Goal: Copy only this range: the line with "What's the underlying" through the final line of the material, inclusive at both ends.

Data in this exercise:
──────
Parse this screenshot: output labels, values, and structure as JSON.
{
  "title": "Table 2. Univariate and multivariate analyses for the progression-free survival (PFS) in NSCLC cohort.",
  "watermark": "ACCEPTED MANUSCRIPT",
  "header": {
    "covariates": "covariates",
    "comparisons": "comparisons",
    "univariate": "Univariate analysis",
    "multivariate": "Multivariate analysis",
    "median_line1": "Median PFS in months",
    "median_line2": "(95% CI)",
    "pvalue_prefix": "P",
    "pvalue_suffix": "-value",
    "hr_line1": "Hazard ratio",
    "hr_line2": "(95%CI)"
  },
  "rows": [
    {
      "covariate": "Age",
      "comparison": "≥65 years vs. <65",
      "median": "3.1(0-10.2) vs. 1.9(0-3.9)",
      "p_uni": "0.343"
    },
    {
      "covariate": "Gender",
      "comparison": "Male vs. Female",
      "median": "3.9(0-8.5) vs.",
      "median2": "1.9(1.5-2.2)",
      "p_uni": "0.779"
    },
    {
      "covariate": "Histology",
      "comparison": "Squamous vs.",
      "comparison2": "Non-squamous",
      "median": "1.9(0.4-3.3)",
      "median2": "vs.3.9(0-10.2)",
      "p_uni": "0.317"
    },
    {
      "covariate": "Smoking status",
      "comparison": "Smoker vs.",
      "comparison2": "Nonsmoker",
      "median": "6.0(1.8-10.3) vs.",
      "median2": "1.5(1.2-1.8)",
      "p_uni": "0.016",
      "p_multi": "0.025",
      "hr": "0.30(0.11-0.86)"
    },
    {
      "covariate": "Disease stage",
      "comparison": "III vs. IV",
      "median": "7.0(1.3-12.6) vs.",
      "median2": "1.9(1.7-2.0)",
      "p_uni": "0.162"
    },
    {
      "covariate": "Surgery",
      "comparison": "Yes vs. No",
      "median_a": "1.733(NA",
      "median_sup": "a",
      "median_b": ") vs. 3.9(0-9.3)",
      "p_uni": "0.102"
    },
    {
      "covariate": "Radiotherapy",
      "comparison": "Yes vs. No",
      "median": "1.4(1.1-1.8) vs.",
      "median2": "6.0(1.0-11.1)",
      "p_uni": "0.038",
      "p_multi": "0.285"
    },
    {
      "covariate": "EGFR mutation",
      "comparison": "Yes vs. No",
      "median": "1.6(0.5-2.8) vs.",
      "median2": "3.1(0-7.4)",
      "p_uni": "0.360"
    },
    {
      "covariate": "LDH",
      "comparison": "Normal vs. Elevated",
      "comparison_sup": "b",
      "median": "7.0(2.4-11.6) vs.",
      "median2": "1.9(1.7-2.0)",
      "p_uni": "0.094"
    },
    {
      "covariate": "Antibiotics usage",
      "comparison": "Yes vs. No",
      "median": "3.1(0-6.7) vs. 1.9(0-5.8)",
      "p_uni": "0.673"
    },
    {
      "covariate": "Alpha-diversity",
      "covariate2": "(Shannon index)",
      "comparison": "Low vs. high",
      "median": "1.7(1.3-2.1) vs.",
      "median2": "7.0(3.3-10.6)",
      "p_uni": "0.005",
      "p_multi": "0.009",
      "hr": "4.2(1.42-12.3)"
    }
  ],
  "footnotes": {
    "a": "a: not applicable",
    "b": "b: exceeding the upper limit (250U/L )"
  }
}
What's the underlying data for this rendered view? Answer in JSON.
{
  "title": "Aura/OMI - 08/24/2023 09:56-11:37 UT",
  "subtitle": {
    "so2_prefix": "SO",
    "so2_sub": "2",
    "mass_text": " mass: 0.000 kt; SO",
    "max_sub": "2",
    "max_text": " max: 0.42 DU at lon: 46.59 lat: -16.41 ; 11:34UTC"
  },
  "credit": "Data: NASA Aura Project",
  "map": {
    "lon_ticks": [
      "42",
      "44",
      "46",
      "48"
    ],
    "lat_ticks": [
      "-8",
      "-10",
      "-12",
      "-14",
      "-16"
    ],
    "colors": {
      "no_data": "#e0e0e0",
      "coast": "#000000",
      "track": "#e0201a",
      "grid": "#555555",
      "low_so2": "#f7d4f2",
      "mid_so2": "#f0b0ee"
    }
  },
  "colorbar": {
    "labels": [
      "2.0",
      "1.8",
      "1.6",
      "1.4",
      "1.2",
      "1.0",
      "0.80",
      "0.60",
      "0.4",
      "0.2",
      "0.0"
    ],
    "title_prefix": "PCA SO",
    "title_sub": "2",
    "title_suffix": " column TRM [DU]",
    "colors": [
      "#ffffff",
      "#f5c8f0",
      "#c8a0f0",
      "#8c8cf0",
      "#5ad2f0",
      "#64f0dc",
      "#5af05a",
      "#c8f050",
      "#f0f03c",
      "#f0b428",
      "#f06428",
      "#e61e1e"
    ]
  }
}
──────
Exercise solution:
What's the underlying data for this rendered view? Answer in JSON.
{
  "title": "Aura/OMI - 08/24/2023 09:56-11:37 UT",
  "subtitle": {
    "so2_prefix": "SO",
    "so2_sub": "2",
    "mass_text": " mass: 0.000 kt; SO",
    "max_sub": "2",
    "max_text": " max: 0.42 DU at lon: 46.59 lat: -16.41 ; 11:34UTC"
  },
  "credit": "Data: NASA Aura Project",
  "map": {
    "lon_ticks": [
      "42",
      "44",
      "46",
      "48"
    ],
    "lat_ticks": [
      "-8",
      "-10",
      "-12",
      "-14",
      "-16"
    ],
    "colors": {
      "no_data": "#e0e0e0",
      "coast": "#000000",
      "track": "#e0201a",
      "grid": "#555555",
      "low_so2": "#f7d4f2",
      "mid_so2": "#f0b0ee"
    }
  },
  "colorbar": {
    "labels": [
      "2.0",
      "1.8",
      "1.6",
      "1.4",
      "1.2",
      "1.0",
      "0.80",
      "0.60",
      "0.4",
      "0.2",
      "0.0"
    ],
    "title_prefix": "PCA SO",
    "title_sub": "2",
    "title_suffix": " column TRM [DU]",
    "colors": [
      "#ffffff",
      "#f5c8f0",
      "#c8a0f0",
      "#8c8cf0",
      "#5ad2f0",
      "#64f0dc",
      "#5af05a",
      "#c8f050",
      "#f0f03c",
      "#f0b428",
      "#f06428",
      "#e61e1e"
    ]
  }
}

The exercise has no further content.